Description of the task: Scan the data for lines with "由题图可知" and report the count by itself.

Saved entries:
★ ★ ★ ★ ★

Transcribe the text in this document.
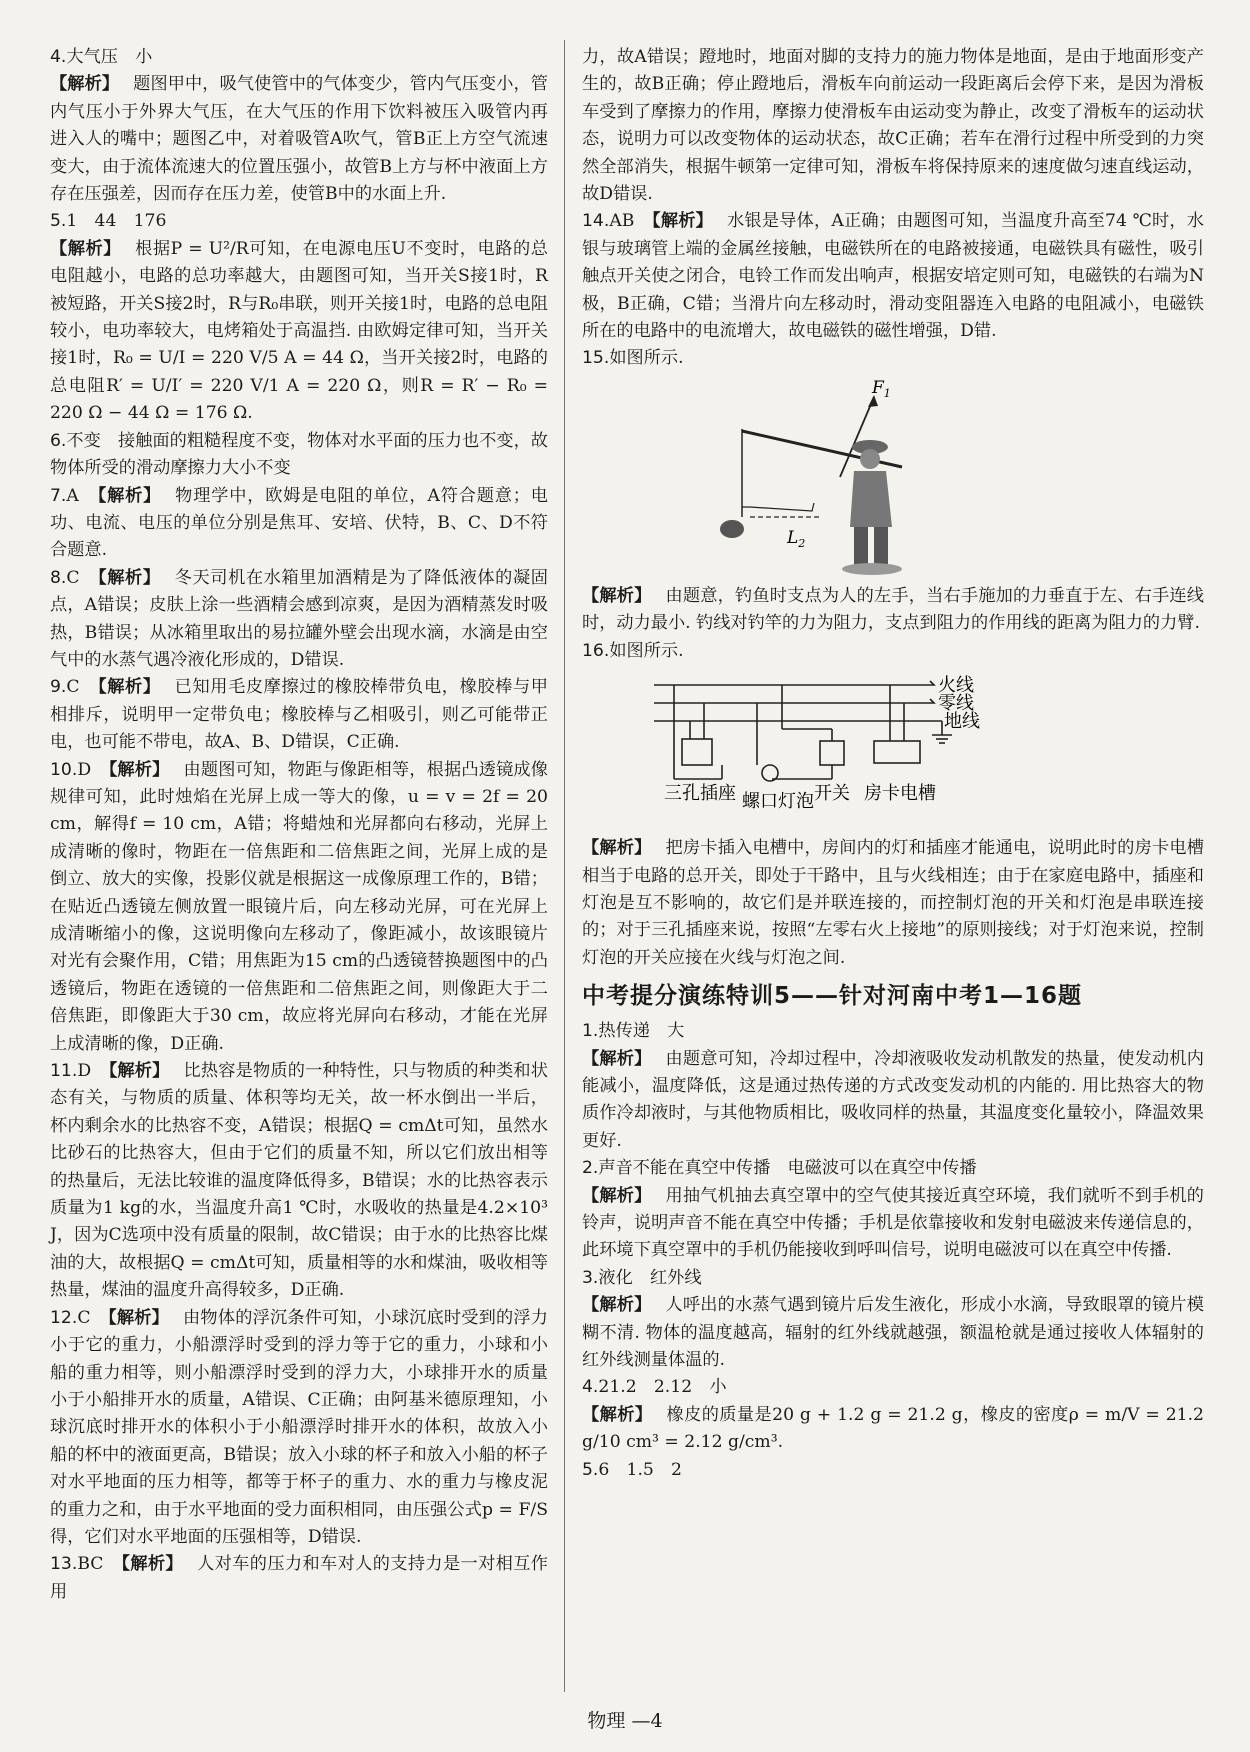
4.大气压　小
【解析】 题图甲中，吸气使管中的气体变少，管内气压变小，管内气压小于外界大气压，在大气压的作用下饮料被压入吸管内再进入人的嘴中；题图乙中，对着吸管A吹气，管B正上方空气流速变大，由于流体流速大的位置压强小，故管B上方与杯中液面上方存在压强差，因而存在压力差，使管B中的水面上升.

5.1　44　176
【解析】 根据P = U²/R可知，在电源电压U不变时，电路的总电阻越小，电路的总功率越大，由题图可知，当开关S接1时，R被短路，开关S接2时，R与R₀串联，则开关接1时，电路的总电阻较小，电功率较大，电烤箱处于高温挡. 由欧姆定律可知，当开关接1时，R₀ = U/I = 220 V/5 A = 44 Ω，当开关接2时，电路的总电阻R′ = U/I′ = 220 V/1 A = 220 Ω，则R = R′ − R₀ = 220 Ω − 44 Ω = 176 Ω.

6.不变　接触面的粗糙程度不变，物体对水平面的压力也不变，故物体所受的滑动摩擦力大小不变

7.A　 【解析】 物理学中，欧姆是电阻的单位，A符合题意；电功、电流、电压的单位分别是焦耳、安培、伏特，B、C、D不符合题意.

8.C　 【解析】 冬天司机在水箱里加酒精是为了降低液体的凝固点，A错误；皮肤上涂一些酒精会感到凉爽，是因为酒精蒸发时吸热，B错误；从冰箱里取出的易拉罐外壁会出现水滴，水滴是由空气中的水蒸气遇冷液化形成的，D错误.

9.C　 【解析】 已知用毛皮摩擦过的橡胶棒带负电，橡胶棒与甲相排斥，说明甲一定带负电；橡胶棒与乙相吸引，则乙可能带正电，也可能不带电，故A、B、D错误，C正确.

10.D　 【解析】 由题图可知，物距与像距相等，根据凸透镜成像规律可知，此时烛焰在光屏上成一等大的像，u = v = 2f = 20 cm，解得f = 10 cm，A错；将蜡烛和光屏都向右移动，光屏上成清晰的像时，物距在一倍焦距和二倍焦距之间，光屏上成的是倒立、放大的实像，投影仪就是根据这一成像原理工作的，B错；在贴近凸透镜左侧放置一眼镜片后，向左移动光屏，可在光屏上成清晰缩小的像，这说明像向左移动了，像距减小，故该眼镜片对光有会聚作用，C错；用焦距为15 cm的凸透镜替换题图中的凸透镜后，物距在透镜的一倍焦距和二倍焦距之间，则像距大于二倍焦距，即像距大于30 cm，故应将光屏向右移动，才能在光屏上成清晰的像，D正确.

11.D　 【解析】 比热容是物质的一种特性，只与物质的种类和状态有关，与物质的质量、体积等均无关，故一杯水倒出一半后，杯内剩余水的比热容不变，A错误；根据Q = cmΔt可知，虽然水比砂石的比热容大，但由于它们的质量不知，所以它们放出相等的热量后，无法比较谁的温度降低得多，B错误；水的比热容表示质量为1 kg的水，当温度升高1 ℃时，水吸收的热量是4.2×10³ J，因为C选项中没有质量的限制，故C错误；由于水的比热容比煤油的大，故根据Q = cmΔt可知，质量相等的水和煤油，吸收相等热量，煤油的温度升高得较多，D正确.

12.C　 【解析】 由物体的浮沉条件可知，小球沉底时受到的浮力小于它的重力，小船漂浮时受到的浮力等于它的重力，小球和小船的重力相等，则小船漂浮时受到的浮力大，小球排开水的质量小于小船排开水的质量，A错误、C正确；由阿基米德原理知，小球沉底时排开水的体积小于小船漂浮时排开水的体积，故放入小船的杯中的液面更高，B错误；放入小球的杯子和放入小船的杯子对水平地面的压力相等，都等于杯子的重力、水的重力与橡皮泥的重力之和，由于水平地面的受力面积相同，由压强公式p = F/S得，它们对水平地面的压强相等，D错误.

13.BC　 【解析】 人对车的压力和车对人的支持力是一对相互作用

力，故A错误；蹬地时，地面对脚的支持力的施力物体是地面，是由于地面形变产生的，故B正确；停止蹬地后，滑板车向前运动一段距离后会停下来，是因为滑板车受到了摩擦力的作用，摩擦力使滑板车由运动变为静止，改变了滑板车的运动状态，说明力可以改变物体的运动状态，故C正确；若车在滑行过程中所受到的力突然全部消失，根据牛顿第一定律可知，滑板车将保持原来的速度做匀速直线运动，故D错误.

14.AB　 【解析】 水银是导体，A正确；由题图可知，当温度升高至74 ℃时，水银与玻璃管上端的金属丝接触，电磁铁所在的电路被接通，电磁铁具有磁性，吸引触点开关使之闭合，电铃工作而发出响声，根据安培定则可知，电磁铁的右端为N极，B正确，C错；当滑片向左移动时，滑动变阻器连入电路的电阻减小，电磁铁所在的电路中的电流增大，故电磁铁的磁性增强，D错.

15.如图所示.

$F_1$
$L_2$

【解析】 由题意，钓鱼时支点为人的左手，当右手施加的力垂直于左、右手连线时，动力最小. 钓线对钓竿的力为阻力，支点到阻力的作用线的距离为阻力的力臂.

16.如图所示.

火线
零线
地线
三孔插座 螺口灯泡 开关 房卡电槽

【解析】 把房卡插入电槽中，房间内的灯和插座才能通电，说明此时的房卡电槽相当于电路的总开关，即处于干路中，且与火线相连；由于在家庭电路中，插座和灯泡是互不影响的，故它们是并联连接的，而控制灯泡的开关和灯泡是串联连接的；对于三孔插座来说，按照“左零右火上接地”的原则接线；对于灯泡来说，控制灯泡的开关应接在火线与灯泡之间.

中考提分演练特训5——针对河南中考1—16题

1.热传递　大
【解析】 由题意可知，冷却过程中，冷却液吸收发动机散发的热量，使发动机内能减小，温度降低，这是通过热传递的方式改变发动机的内能的. 用比热容大的物质作冷却液时，与其他物质相比，吸收同样的热量，其温度变化量较小，降温效果更好.

2.声音不能在真空中传播　电磁波可以在真空中传播
【解析】 用抽气机抽去真空罩中的空气使其接近真空环境，我们就听不到手机的铃声，说明声音不能在真空中传播；手机是依靠接收和发射电磁波来传递信息的，此环境下真空罩中的手机仍能接收到呼叫信号，说明电磁波可以在真空中传播.

3.液化　红外线
【解析】 人呼出的水蒸气遇到镜片后发生液化，形成小水滴，导致眼罩的镜片模糊不清. 物体的温度越高，辐射的红外线就越强，额温枪就是通过接收人体辐射的红外线测量体温的.

4.21.2　2.12　小
【解析】 橡皮的质量是20 g + 1.2 g = 21.2 g，橡皮的密度ρ = m/V = 21.2 g/10 cm³ = 2.12 g/cm³.

5.6　1.5　2

物理 —4
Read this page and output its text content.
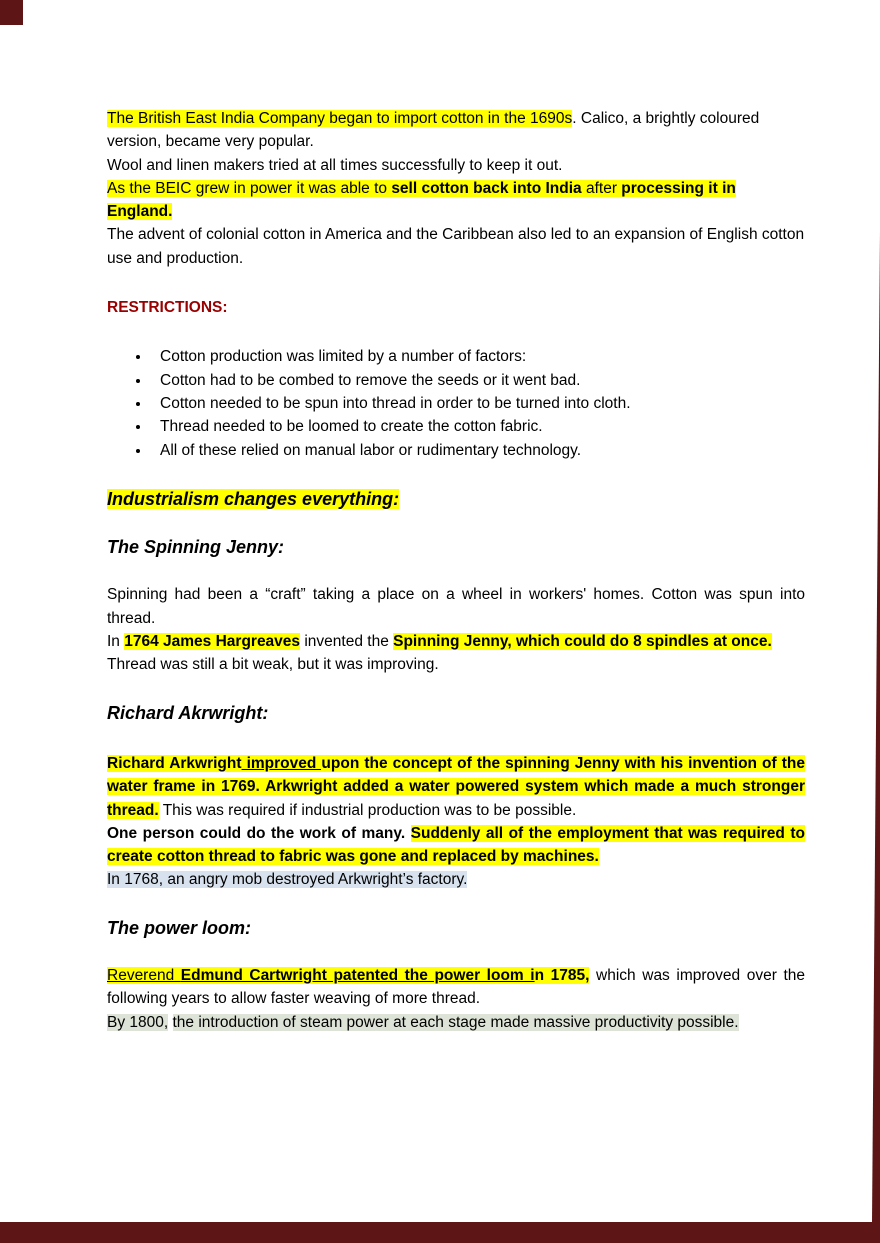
The British East India Company began to import cotton in the 1690s. Calico, a brightly coloured version, became very popular.

Wool and linen makers tried at all times successfully to keep it out.

As the BEIC grew in power it was able to sell cotton back into India after processing it in England.

The advent of colonial cotton in America and the Caribbean also led to an expansion of English cotton use and production.

RESTRICTIONS:

• Cotton production was limited by a number of factors:
• Cotton had to be combed to remove the seeds or it went bad.
• Cotton needed to be spun into thread in order to be turned into cloth.
• Thread needed to be loomed to create the cotton fabric.
• All of these relied on manual labor or rudimentary technology.

Industrialism changes everything:

The Spinning Jenny:

Spinning had been a “craft” taking a place on a wheel in workers' homes. Cotton was spun into thread.

In 1764 James Hargreaves invented the Spinning Jenny, which could do 8 spindles at once.

Thread was still a bit weak, but it was improving.

Richard Akrwright:

Richard Arkwright improved upon the concept of the spinning Jenny with his invention of the water frame in 1769. Arkwright added a water powered system which made a much stronger thread. This was required if industrial production was to be possible.

One person could do the work of many. Suddenly all of the employment that was required to create cotton thread to fabric was gone and replaced by machines.

In 1768, an angry mob destroyed Arkwright’s factory.

The power loom:

Reverend Edmund Cartwright patented the power loom in 1785, which was improved over the following years to allow faster weaving of more thread.

By 1800, the introduction of steam power at each stage made massive productivity possible.
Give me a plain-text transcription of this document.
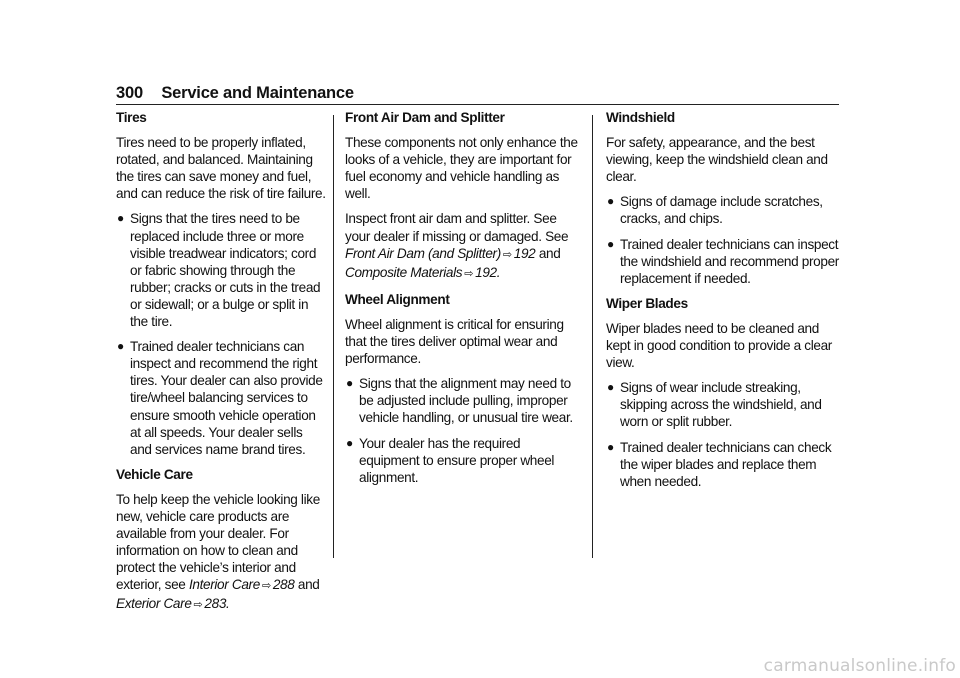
300 Service and Maintenance
Tires

Tires need to be properly inflated, rotated, and balanced. Maintaining the tires can save money and fuel, and can reduce the risk of tire failure.

● Signs that the tires need to be replaced include three or more visible treadwear indicators; cord or fabric showing through the rubber; cracks or cuts in the tread or sidewall; or a bulge or split in the tire.
● Trained dealer technicians can inspect and recommend the right tires. Your dealer can also provide tire/wheel balancing services to ensure smooth vehicle operation at all speeds. Your dealer sells and services name brand tires.
Vehicle Care

To help keep the vehicle looking like new, vehicle care products are available from your dealer. For information on how to clean and protect the vehicle’s interior and exterior, see Interior Care ⇨ 288 and
Exterior Care ⇨ 283.

Front Air Dam and Splitter

These components not only enhance the looks of a vehicle, they are important for fuel economy and vehicle handling as well.

Inspect front air dam and splitter. See your dealer if missing or damaged. See Front Air Dam (and Splitter) ⇨ 192 and
Composite Materials ⇨ 192.

Wheel Alignment

Wheel alignment is critical for ensuring that the tires deliver optimal wear and performance.

● Signs that the alignment may need to be adjusted include pulling, improper vehicle handling, or unusual tire wear.
● Your dealer has the required equipment to ensure proper wheel alignment.
Windshield

For safety, appearance, and the best viewing, keep the windshield clean and clear.

● Signs of damage include scratches, cracks, and chips.
● Trained dealer technicians can inspect the windshield and recommend proper replacement if needed.
Wiper Blades

Wiper blades need to be cleaned and kept in good condition to provide a clear view.

● Signs of wear include streaking, skipping across the windshield, and worn or split rubber.
● Trained dealer technicians can check the wiper blades and replace them when needed.
carmanualsonline.info
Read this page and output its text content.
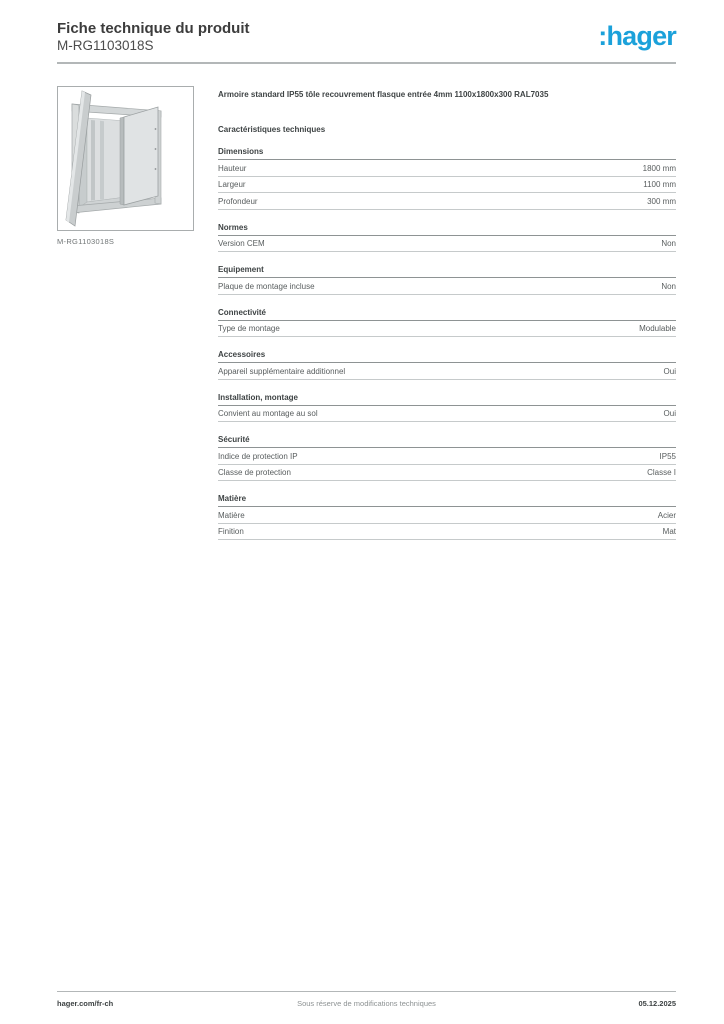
Fiche technique du produit
M-RG1103018S	:hager
M-RG1103018S

Armoire standard IP55 tôle recouvrement flasque entrée 4mm 1100x1800x300 RAL7035

Caractéristiques techniques
Dimensions
Hauteur	1800 mm
Largeur	1100 mm
Profondeur	300 mm
Normes
Version CEM	Non
Equipement
Plaque de montage incluse	Non
Connectivité
Type de montage	Modulable
Accessoires
Appareil supplémentaire additionnel	Oui
Installation, montage
Convient au montage au sol	Oui
Sécurité
Indice de protection IP	IP55
Classe de protection	Classe I
Matière
Matière	Acier
Finition	Mat
hager.com/fr-ch	Sous réserve de modifications techniques	05.12.2025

★ ★ ★ ★ ★

Answer in full: 3